▶ _EXTRACTED MATERIAL_:
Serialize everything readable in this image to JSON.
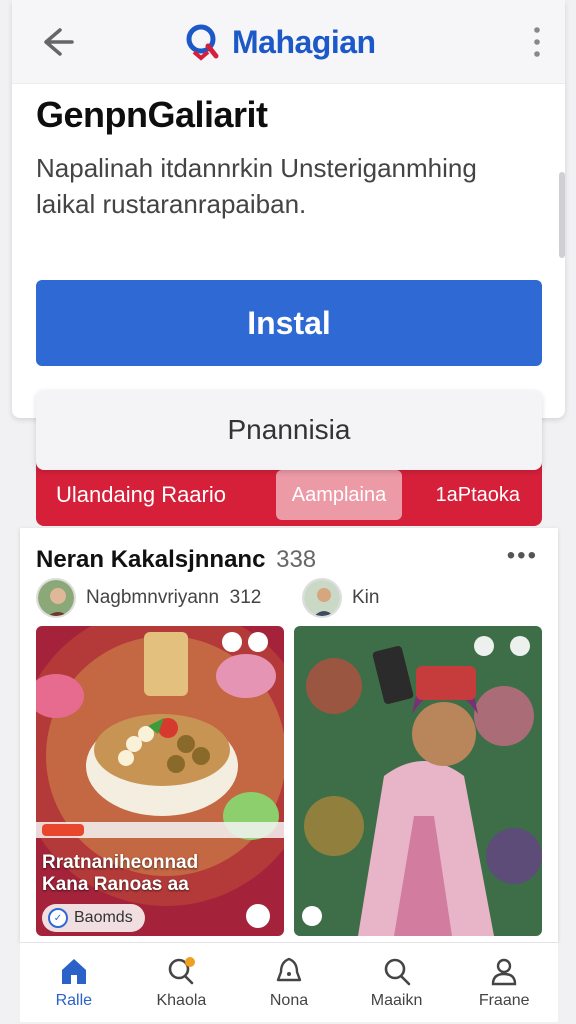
{
  "app": {
    "brand": "Mahagian",
    "brand_color": "#1c58c8"
  },
  "icons": {
    "back": "back-arrow-icon",
    "more": "more-vertical-icon",
    "logo": "search-logo-icon"
  },
  "listing": {
    "title": "GenpnGaliarit",
    "description": "Napalinah itdannrkin Unsteriganmhing laikal rustaranrapaiban.",
    "install_label": "Instal",
    "install_color": "#2f69d3"
  },
  "panel": {
    "label": "Pnannisia"
  },
  "tabs": [
    {
      "label": "Ulandaing Raario"
    },
    {
      "label": "Aamplaina"
    },
    {
      "label": "1aPtaoka"
    }
  ],
  "feed": {
    "title": "Neran Kakalsjnnanc",
    "count": "338",
    "more": "•••",
    "posts": [
      {
        "author": "Nagbmnvriyann",
        "author_count": "312",
        "caption_line1": "Rratnaniheonnad",
        "caption_line2": "Kana Ranoas aa",
        "badge": "Baomds"
      },
      {
        "author": "Kin"
      }
    ]
  },
  "nav": [
    {
      "label": "Ralle",
      "icon": "home-icon",
      "active": true
    },
    {
      "label": "Khaola",
      "icon": "search-notification-icon",
      "active": false
    },
    {
      "label": "Nona",
      "icon": "bell-icon",
      "active": false
    },
    {
      "label": "Maaikn",
      "icon": "search-icon",
      "active": false
    },
    {
      "label": "Fraane",
      "icon": "profile-icon",
      "active": false
    }
  ]
}
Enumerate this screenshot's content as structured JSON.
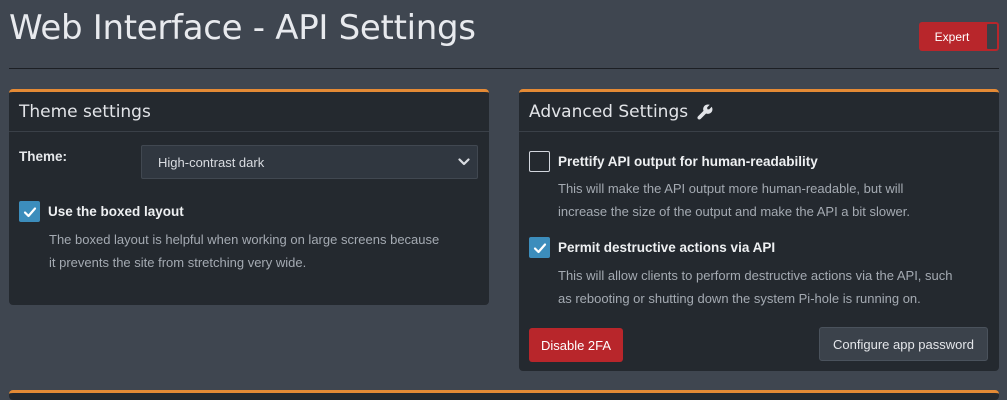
{
  "page": {
    "title": "Web Interface - API Settings"
  },
  "expert_toggle": {
    "label": "Expert",
    "state": "on",
    "color": "#b8262b"
  },
  "theme_settings": {
    "header": "Theme settings",
    "theme_label": "Theme:",
    "theme_select_value": "High-contrast dark",
    "boxed_layout": {
      "checked": true,
      "label": "Use the boxed layout",
      "help_line1": "The boxed layout is helpful when working on large screens because",
      "help_line2": "it prevents the site from stretching very wide."
    }
  },
  "advanced_settings": {
    "header": "Advanced Settings",
    "header_icon": "wrench-icon",
    "prettify": {
      "checked": false,
      "label": "Prettify API output for human-readability",
      "help_line1": "This will make the API output more human-readable, but will",
      "help_line2": "increase the size of the output and make the API a bit slower."
    },
    "destructive": {
      "checked": true,
      "label": "Permit destructive actions via API",
      "help_line1": "This will allow clients to perform destructive actions via the API, such",
      "help_line2": "as rebooting or shutting down the system Pi-hole is running on."
    },
    "disable_2fa_label": "Disable 2FA",
    "configure_app_password_label": "Configure app password"
  },
  "colors": {
    "accent_orange": "#e48a35",
    "checkbox_blue": "#3c8dbc",
    "danger_red": "#b8262b",
    "background": "#3f4650",
    "panel": "#24292f"
  }
}
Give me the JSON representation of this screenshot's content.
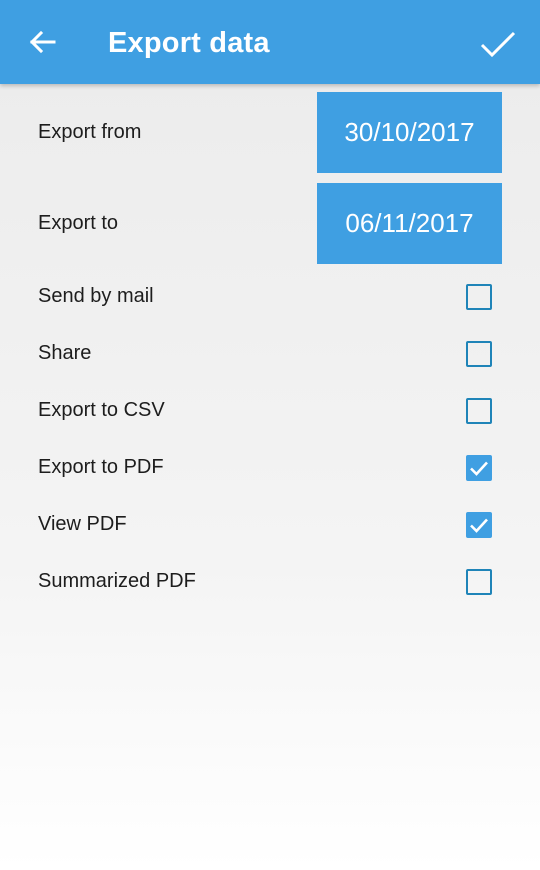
{
  "header": {
    "title": "Export data",
    "back_icon": "arrow-left-icon",
    "confirm_icon": "check-icon",
    "color": "#3f9fe2"
  },
  "export_from": {
    "label": "Export from",
    "date": "30/10/2017"
  },
  "export_to": {
    "label": "Export to",
    "date": "06/11/2017"
  },
  "options": [
    {
      "label": "Send by mail",
      "checked": false
    },
    {
      "label": "Share",
      "checked": false
    },
    {
      "label": "Export to CSV",
      "checked": false
    },
    {
      "label": "Export to PDF",
      "checked": true
    },
    {
      "label": "View PDF",
      "checked": true
    },
    {
      "label": "Summarized PDF",
      "checked": false
    }
  ]
}
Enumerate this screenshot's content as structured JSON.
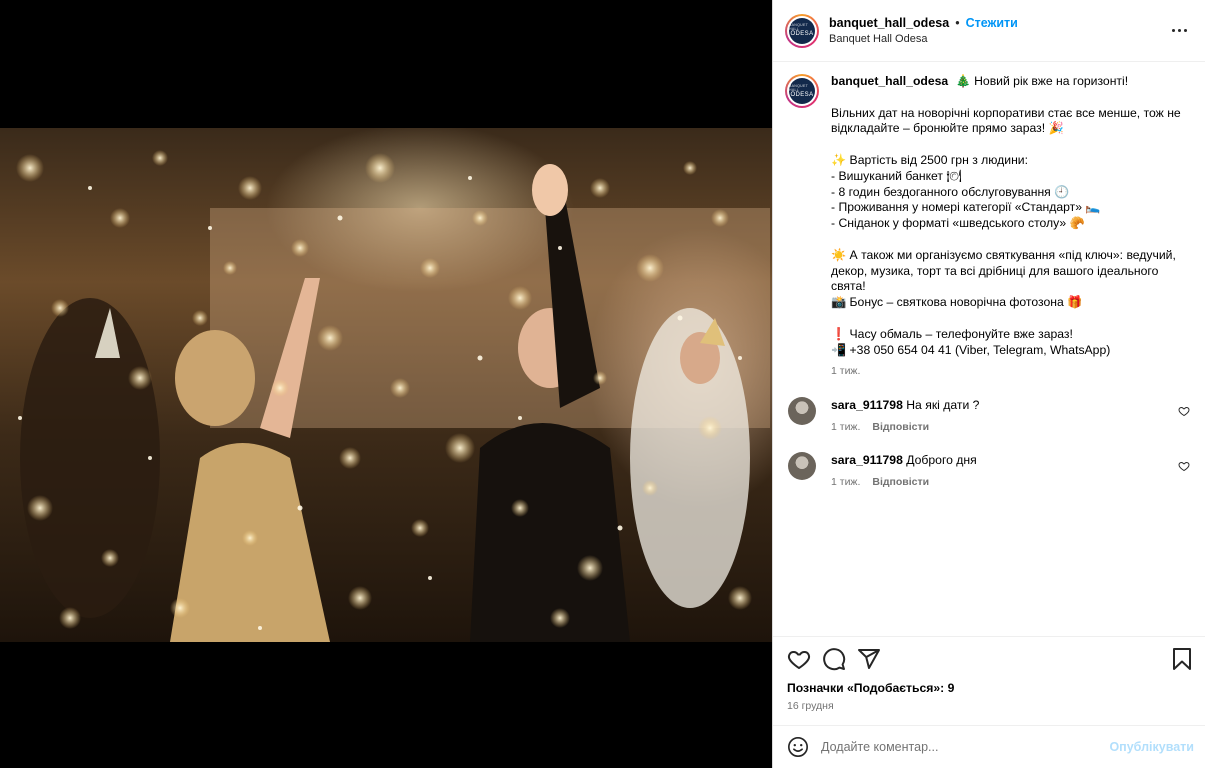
{
  "account": {
    "username": "banquet_hall_odesa",
    "location": "Banquet Hall Odesa",
    "follow_label": "Стежити",
    "separator": "•",
    "avatar_small_text": "BANQUET HALL",
    "avatar_big_text": "ODESA"
  },
  "caption": {
    "lines": [
      "🎄 Новий рік вже на горизонті!",
      "",
      "Вільних дат на новорічні корпоративи стає все менше, тож не відкладайте – бронюйте прямо зараз! 🎉",
      "",
      "✨ Вартість від 2500 грн з людини:",
      "- Вишуканий банкет 🍽",
      "- 8 годин бездоганного обслуговування 🕘",
      "- Проживання у номері категорії «Стандарт» 🛌",
      "- Сніданок у форматі «шведського столу» 🥐",
      "",
      "☀️ А також ми організуємо святкування «під ключ»: ведучий, декор, музика, торт та всі дрібниці для вашого ідеального свята!",
      "📸 Бонус – святкова новорічна фотозона 🎁",
      "",
      "❗ Часу обмаль – телефонуйте вже зараз!",
      "📲 +38 050 654 04 41 (Viber, Telegram, WhatsApp)"
    ],
    "time": "1 тиж."
  },
  "comments": [
    {
      "username": "sara_911798",
      "text": "На які дати ?",
      "time": "1 тиж.",
      "reply_label": "Відповісти"
    },
    {
      "username": "sara_911798",
      "text": "Доброго дня",
      "time": "1 тиж.",
      "reply_label": "Відповісти"
    }
  ],
  "actions": {
    "likes_label": "Позначки «Подобається»: 9",
    "date": "16 грудня"
  },
  "add_comment": {
    "placeholder": "Додайте коментар...",
    "publish_label": "Опублікувати"
  },
  "icons": {
    "like": "heart-icon",
    "comment": "comment-icon",
    "share": "share-icon",
    "save": "bookmark-icon",
    "emoji": "emoji-icon",
    "more": "more-options-icon"
  },
  "colors": {
    "link_blue": "#0095f6",
    "publish_disabled": "#b2dffc",
    "meta_gray": "#737373"
  }
}
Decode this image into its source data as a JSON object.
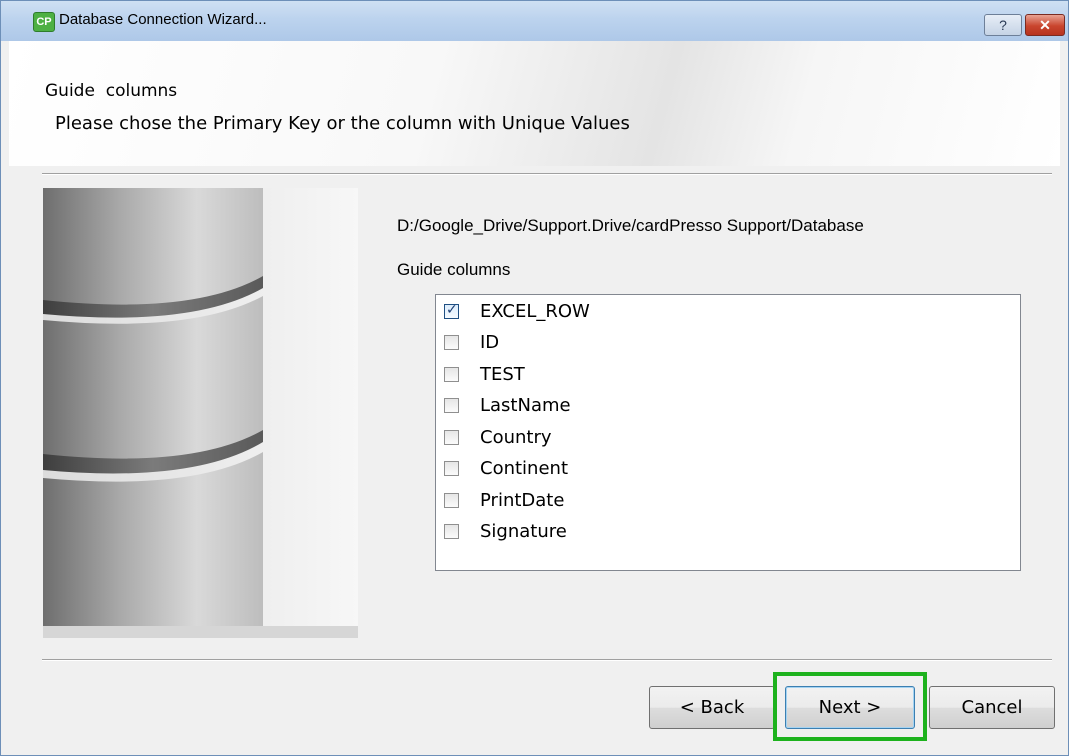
{
  "window": {
    "title": "Database Connection Wizard...",
    "app_icon_text": "CP",
    "help_label": "?",
    "close_label": "✕"
  },
  "header": {
    "title": "Guide  columns",
    "subtitle": "Please chose the Primary Key or the column with Unique Values"
  },
  "main": {
    "path": "D:/Google_Drive/Support.Drive/cardPresso Support/Database",
    "list_label": "Guide columns",
    "columns": [
      {
        "label": "EXCEL_ROW",
        "checked": true
      },
      {
        "label": "ID",
        "checked": false
      },
      {
        "label": "TEST",
        "checked": false
      },
      {
        "label": "LastName",
        "checked": false
      },
      {
        "label": "Country",
        "checked": false
      },
      {
        "label": "Continent",
        "checked": false
      },
      {
        "label": "PrintDate",
        "checked": false
      },
      {
        "label": "Signature",
        "checked": false
      }
    ]
  },
  "buttons": {
    "back": "< Back",
    "next": "Next >",
    "cancel": "Cancel"
  },
  "colors": {
    "highlight": "#1db21d",
    "titlebar": "#bcd3ee"
  }
}
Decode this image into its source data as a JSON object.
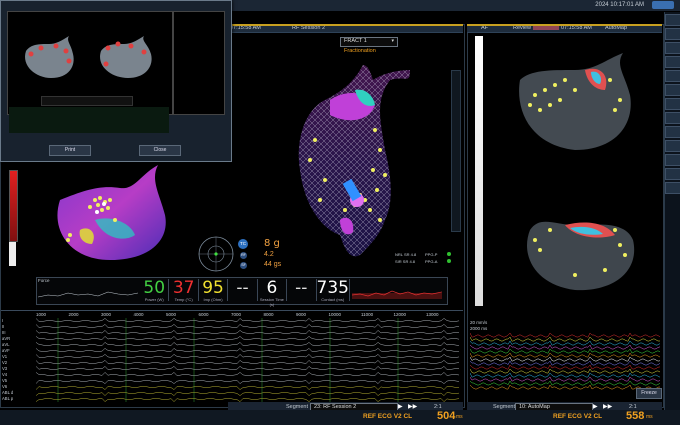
{
  "header": {
    "clock": "2024 10:17:01 AM"
  },
  "left_header": {
    "time": "07:15:58 AM",
    "session": "RF Session 2"
  },
  "right_header": {
    "label": "AF",
    "review": "Review",
    "time": "07:15:58 AM",
    "map": "AutoMap"
  },
  "map_select": {
    "value": "FRACT 1",
    "caption": "Fractionation"
  },
  "popup": {
    "print_label": "Print",
    "close_label": "Close"
  },
  "catheter_panel": {
    "force": "8 g",
    "value2": "4.2",
    "value3": "44 gs",
    "tc_label": "TC",
    "rf_label": "RF",
    "sf_label": "SF"
  },
  "force_strip": {
    "label": "Force"
  },
  "metrics": [
    {
      "value": "50",
      "caption": "Power (W)",
      "color": "#43d043"
    },
    {
      "value": "37",
      "caption": "Temp (°C)",
      "color": "#f03030"
    },
    {
      "value": "95",
      "caption": "Imp (Ohm)",
      "color": "#f0e030"
    },
    {
      "value": "--",
      "caption": "",
      "color": "#e0e0e0"
    },
    {
      "value": "6",
      "caption": "Session Time (s)",
      "color": "#ffffff"
    },
    {
      "value": "--",
      "caption": "",
      "color": "#e0e0e0"
    },
    {
      "value": "735",
      "caption": "Contact (ms)",
      "color": "#ffffff"
    }
  ],
  "status": {
    "nrl": "NRL SR 4.8",
    "nrl2": "SIR SR 4.8",
    "ppg": "PPG-P",
    "ppga": "PPG-A"
  },
  "ecg": {
    "ticks": [
      "1000",
      "2000",
      "3000",
      "4000",
      "5000",
      "6000",
      "7000",
      "8000",
      "9000",
      "10000",
      "11000",
      "12000",
      "13000"
    ],
    "channels": [
      "I",
      "II",
      "III",
      "aVR",
      "aVL",
      "aVF",
      "V1",
      "V2",
      "V3",
      "V4",
      "V5",
      "V6",
      "ABL d",
      "ABL p"
    ]
  },
  "left_segment": {
    "label": "Segment",
    "value": "23: RF Session 2",
    "rate": "2:1"
  },
  "right_segment": {
    "label": "Segment",
    "value": "10: AutoMap",
    "rate": "2:1"
  },
  "right_ecg": {
    "label": "20 mm/s",
    "sub": "2000 ms",
    "freeze": "Freeze"
  },
  "footer": {
    "left_label": "REF ECG V2 CL",
    "left_value": "504",
    "left_unit": "ms",
    "right_label": "REF ECG V2 CL",
    "right_value": "558",
    "right_unit": "ms"
  },
  "colors": {
    "accent": "#f0a020",
    "panel_bg": "#1e2c3c"
  }
}
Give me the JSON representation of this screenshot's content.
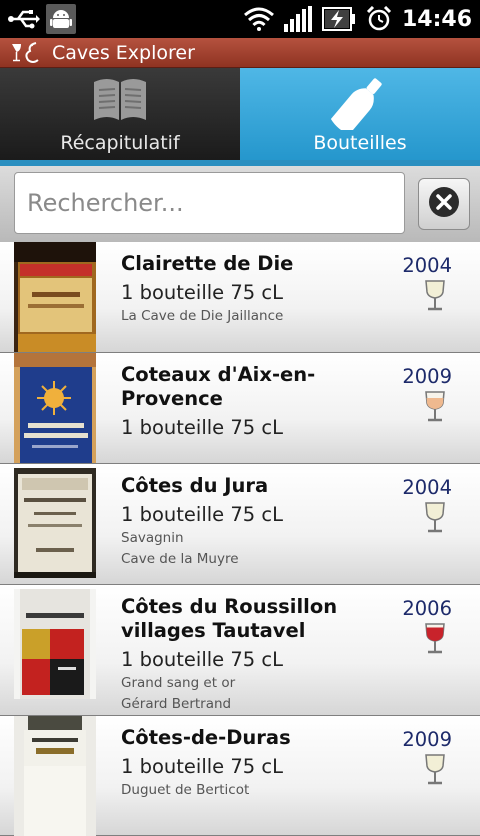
{
  "status_bar": {
    "time": "14:46",
    "icons": [
      "usb-icon",
      "android-debug-icon",
      "wifi-icon",
      "signal-icon",
      "battery-charging-icon",
      "alarm-clock-icon"
    ]
  },
  "app": {
    "title": "Caves Explorer",
    "logo": "wine-logo-icon"
  },
  "tabs": [
    {
      "label": "Récapitulatif",
      "icon": "book-icon",
      "active": false
    },
    {
      "label": "Bouteilles",
      "icon": "bottle-icon",
      "active": true
    }
  ],
  "search": {
    "placeholder": "Rechercher..."
  },
  "colors": {
    "title_bar": "#a5432f",
    "tab_active": "#36a6d9",
    "year_text": "#1d2a6a",
    "white_wine": "#f2efd6",
    "rose_wine": "#efb98f",
    "red_wine": "#c8232b"
  },
  "bottles": [
    {
      "name": "Clairette de Die",
      "quantity": "1 bouteille 75 cL",
      "details": [
        "La Cave de Die Jaillance"
      ],
      "year": "2004",
      "wine_type": "white"
    },
    {
      "name": "Coteaux d'Aix-en-Provence",
      "quantity": "1 bouteille 75 cL",
      "details": [],
      "year": "2009",
      "wine_type": "rose"
    },
    {
      "name": "Côtes du Jura",
      "quantity": "1 bouteille 75 cL",
      "details": [
        "Savagnin",
        "Cave de la Muyre"
      ],
      "year": "2004",
      "wine_type": "white"
    },
    {
      "name": "Côtes du Roussillon villages Tautavel",
      "quantity": "1 bouteille 75 cL",
      "details": [
        "Grand sang et or",
        "Gérard Bertrand"
      ],
      "year": "2006",
      "wine_type": "red"
    },
    {
      "name": "Côtes-de-Duras",
      "quantity": "1 bouteille 75 cL",
      "details": [
        "Duguet de Berticot"
      ],
      "year": "2009",
      "wine_type": "white"
    }
  ]
}
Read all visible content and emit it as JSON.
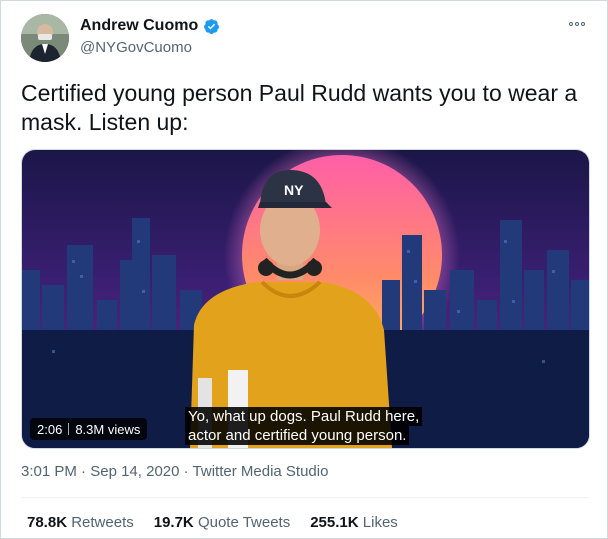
{
  "author": {
    "name": "Andrew Cuomo",
    "handle": "@NYGovCuomo",
    "verified": true,
    "verified_color": "#1d9bf0"
  },
  "tweet": {
    "text": "Certified young person Paul Rudd wants you to wear a mask. Listen up:"
  },
  "video": {
    "duration": "2:06",
    "views": "8.3M views",
    "caption_line1": "Yo, what up dogs. Paul Rudd here,",
    "caption_line2": "actor and certified young person.",
    "cap_text": "NY"
  },
  "meta": {
    "time": "3:01 PM",
    "date": "Sep 14, 2020",
    "source": "Twitter Media Studio",
    "separator": "·"
  },
  "stats": [
    {
      "value": "78.8K",
      "label": "Retweets"
    },
    {
      "value": "19.7K",
      "label": "Quote Tweets"
    },
    {
      "value": "255.1K",
      "label": "Likes"
    }
  ],
  "icons": {
    "verified": "verified-badge-icon",
    "more": "more-options-icon"
  }
}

▶ _DIRECTIVE_:
Locate the lines above that hold the word "Côtes". Show every one of them.

▶ _RESULT FOR THIS TASK_:
      "name": "Côtes du Jura",
      "name": "Côtes du Roussillon villages Tautavel",
      "name": "Côtes-de-Duras",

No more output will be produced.